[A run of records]
+++

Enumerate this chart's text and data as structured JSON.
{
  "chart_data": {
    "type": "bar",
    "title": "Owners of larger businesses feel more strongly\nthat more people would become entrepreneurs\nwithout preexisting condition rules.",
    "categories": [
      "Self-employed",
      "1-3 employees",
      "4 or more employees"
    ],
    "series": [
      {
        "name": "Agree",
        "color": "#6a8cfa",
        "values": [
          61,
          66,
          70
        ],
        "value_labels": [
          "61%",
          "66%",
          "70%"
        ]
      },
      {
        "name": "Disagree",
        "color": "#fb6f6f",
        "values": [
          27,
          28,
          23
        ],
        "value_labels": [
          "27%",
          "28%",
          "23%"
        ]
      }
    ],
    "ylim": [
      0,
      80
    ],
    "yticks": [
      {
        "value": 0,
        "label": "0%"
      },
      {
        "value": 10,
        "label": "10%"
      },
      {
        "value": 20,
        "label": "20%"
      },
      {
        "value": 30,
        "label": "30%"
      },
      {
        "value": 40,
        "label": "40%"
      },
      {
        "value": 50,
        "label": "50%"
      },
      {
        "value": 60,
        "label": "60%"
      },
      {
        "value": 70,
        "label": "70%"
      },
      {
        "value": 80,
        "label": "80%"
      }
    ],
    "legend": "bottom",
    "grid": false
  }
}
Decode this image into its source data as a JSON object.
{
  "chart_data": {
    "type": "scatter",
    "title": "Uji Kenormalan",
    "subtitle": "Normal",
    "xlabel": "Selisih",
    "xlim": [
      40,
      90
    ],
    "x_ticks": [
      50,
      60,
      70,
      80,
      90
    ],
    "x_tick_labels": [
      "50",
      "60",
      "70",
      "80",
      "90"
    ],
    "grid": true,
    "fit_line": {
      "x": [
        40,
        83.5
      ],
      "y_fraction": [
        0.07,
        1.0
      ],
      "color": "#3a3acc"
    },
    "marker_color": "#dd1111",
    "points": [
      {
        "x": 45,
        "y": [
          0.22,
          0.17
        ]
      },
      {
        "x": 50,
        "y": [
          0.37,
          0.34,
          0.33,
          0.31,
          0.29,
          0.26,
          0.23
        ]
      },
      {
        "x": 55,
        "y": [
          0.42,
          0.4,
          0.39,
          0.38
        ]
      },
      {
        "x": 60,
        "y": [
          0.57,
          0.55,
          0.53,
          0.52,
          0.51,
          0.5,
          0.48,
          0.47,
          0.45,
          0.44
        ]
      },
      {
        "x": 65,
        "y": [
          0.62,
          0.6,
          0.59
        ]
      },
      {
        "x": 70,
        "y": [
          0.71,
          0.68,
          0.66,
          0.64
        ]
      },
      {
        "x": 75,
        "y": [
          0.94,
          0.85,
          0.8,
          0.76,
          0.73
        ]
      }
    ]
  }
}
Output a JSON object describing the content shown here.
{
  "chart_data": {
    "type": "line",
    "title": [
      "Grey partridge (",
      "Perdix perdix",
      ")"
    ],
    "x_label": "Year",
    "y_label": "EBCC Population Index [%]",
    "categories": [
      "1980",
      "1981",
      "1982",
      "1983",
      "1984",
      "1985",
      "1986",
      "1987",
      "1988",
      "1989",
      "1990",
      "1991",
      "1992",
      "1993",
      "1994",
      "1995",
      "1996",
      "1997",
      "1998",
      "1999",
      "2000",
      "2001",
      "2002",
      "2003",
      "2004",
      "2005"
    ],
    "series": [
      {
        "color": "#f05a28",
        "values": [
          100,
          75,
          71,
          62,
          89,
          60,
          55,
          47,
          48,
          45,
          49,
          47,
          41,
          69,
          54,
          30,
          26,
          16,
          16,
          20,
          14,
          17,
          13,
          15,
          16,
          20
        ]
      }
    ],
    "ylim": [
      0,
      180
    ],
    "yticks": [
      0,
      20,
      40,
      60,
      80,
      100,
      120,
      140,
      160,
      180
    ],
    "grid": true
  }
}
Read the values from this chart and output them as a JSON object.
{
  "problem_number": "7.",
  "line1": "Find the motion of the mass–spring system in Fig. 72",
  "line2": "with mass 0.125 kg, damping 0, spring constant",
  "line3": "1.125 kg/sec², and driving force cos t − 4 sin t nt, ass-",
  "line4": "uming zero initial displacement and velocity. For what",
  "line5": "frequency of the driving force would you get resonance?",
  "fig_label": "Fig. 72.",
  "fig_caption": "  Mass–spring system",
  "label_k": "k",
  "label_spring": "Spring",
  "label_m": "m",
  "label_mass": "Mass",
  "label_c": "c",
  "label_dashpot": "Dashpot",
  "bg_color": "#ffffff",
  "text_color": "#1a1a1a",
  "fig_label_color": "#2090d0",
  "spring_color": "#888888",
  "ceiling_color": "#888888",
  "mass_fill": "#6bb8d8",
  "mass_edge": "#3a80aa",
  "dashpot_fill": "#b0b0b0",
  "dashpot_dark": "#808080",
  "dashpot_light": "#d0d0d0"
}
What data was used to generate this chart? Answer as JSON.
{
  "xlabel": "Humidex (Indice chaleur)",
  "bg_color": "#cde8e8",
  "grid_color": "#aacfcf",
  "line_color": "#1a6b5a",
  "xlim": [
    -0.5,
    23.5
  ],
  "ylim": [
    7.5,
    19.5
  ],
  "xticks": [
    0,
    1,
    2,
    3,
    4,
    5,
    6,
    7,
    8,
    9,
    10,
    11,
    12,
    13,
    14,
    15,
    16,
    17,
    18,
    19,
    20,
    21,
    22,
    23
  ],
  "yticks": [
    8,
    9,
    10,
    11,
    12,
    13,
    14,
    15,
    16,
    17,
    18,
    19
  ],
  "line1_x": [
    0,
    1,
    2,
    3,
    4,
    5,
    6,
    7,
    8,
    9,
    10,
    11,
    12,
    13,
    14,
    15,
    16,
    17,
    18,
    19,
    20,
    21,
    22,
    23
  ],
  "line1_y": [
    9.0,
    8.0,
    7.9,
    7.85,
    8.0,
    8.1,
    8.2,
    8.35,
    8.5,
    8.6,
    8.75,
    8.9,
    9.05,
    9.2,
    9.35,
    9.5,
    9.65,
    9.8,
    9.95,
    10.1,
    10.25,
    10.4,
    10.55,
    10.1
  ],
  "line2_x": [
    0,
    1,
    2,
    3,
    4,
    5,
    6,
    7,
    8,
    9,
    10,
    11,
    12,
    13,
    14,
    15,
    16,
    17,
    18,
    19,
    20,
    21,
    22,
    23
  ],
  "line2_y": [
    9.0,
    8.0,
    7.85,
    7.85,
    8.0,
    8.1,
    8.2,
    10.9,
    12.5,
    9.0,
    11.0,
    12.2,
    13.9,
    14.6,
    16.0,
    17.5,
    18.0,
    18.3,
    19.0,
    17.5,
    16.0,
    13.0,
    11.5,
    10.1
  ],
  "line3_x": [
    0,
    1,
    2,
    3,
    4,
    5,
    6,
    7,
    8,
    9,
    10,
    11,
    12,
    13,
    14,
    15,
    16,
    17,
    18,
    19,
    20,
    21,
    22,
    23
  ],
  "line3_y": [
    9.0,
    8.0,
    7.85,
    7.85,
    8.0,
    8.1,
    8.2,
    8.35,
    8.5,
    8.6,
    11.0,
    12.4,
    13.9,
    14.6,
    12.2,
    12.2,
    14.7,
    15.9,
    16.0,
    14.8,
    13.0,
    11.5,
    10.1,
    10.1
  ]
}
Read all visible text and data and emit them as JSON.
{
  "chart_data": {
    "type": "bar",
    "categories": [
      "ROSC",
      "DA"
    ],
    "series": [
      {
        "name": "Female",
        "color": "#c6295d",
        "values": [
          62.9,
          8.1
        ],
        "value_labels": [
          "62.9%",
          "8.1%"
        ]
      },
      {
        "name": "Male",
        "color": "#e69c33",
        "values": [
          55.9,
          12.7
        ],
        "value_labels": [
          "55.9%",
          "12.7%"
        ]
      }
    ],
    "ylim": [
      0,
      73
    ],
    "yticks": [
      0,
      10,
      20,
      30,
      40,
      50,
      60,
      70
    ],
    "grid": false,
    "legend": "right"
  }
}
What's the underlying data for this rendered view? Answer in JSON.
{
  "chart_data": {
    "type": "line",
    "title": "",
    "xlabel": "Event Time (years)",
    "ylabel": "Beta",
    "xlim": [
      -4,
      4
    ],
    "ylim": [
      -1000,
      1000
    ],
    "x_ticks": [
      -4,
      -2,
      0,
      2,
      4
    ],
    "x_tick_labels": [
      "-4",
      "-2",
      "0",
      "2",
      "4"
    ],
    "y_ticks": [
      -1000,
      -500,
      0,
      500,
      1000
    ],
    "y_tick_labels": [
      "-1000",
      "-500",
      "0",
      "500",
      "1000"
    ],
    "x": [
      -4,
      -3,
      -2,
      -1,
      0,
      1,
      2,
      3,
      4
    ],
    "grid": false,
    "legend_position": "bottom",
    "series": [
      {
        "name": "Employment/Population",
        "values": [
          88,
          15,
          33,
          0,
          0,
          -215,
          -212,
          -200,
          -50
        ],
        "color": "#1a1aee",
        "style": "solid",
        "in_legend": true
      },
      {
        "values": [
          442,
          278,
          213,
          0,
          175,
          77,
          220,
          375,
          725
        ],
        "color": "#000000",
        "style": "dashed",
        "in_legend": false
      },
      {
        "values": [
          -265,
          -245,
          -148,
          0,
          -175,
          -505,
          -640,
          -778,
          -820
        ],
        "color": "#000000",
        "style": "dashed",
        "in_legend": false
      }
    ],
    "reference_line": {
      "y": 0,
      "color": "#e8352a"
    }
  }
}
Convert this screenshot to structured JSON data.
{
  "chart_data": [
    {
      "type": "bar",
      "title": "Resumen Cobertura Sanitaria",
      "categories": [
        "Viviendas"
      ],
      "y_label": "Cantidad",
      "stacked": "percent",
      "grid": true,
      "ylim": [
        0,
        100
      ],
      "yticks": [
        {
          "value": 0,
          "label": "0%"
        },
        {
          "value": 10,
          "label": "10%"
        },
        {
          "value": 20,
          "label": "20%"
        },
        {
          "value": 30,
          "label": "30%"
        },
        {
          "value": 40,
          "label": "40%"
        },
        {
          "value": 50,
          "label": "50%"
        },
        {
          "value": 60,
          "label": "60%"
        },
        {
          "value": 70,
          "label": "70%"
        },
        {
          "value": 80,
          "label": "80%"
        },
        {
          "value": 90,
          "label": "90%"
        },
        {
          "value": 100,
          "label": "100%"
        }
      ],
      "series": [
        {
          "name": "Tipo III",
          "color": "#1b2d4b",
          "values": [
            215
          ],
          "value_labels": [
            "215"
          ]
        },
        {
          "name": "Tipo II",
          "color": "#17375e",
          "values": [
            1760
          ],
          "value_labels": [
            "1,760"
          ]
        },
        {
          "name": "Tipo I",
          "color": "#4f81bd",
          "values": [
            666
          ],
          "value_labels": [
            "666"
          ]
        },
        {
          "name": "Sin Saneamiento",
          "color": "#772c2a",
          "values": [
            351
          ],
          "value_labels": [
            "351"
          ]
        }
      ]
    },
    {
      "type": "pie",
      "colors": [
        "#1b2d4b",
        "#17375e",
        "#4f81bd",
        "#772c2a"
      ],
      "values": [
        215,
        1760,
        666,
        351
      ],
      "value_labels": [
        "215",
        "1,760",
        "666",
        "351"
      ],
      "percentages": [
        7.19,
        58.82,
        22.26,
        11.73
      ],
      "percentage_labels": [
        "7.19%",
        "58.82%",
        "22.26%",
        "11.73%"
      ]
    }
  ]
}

+++

**PROBLEM STATEMENT:** Extract each line from the listing that holds the word "type".

**THE COMPLETED TASK:**
    "type": "bar",
    "type": "scatter",
    "type": "line",
    "type": "bar",
    "type": "line",
      "type": "bar",
      "type": "pie",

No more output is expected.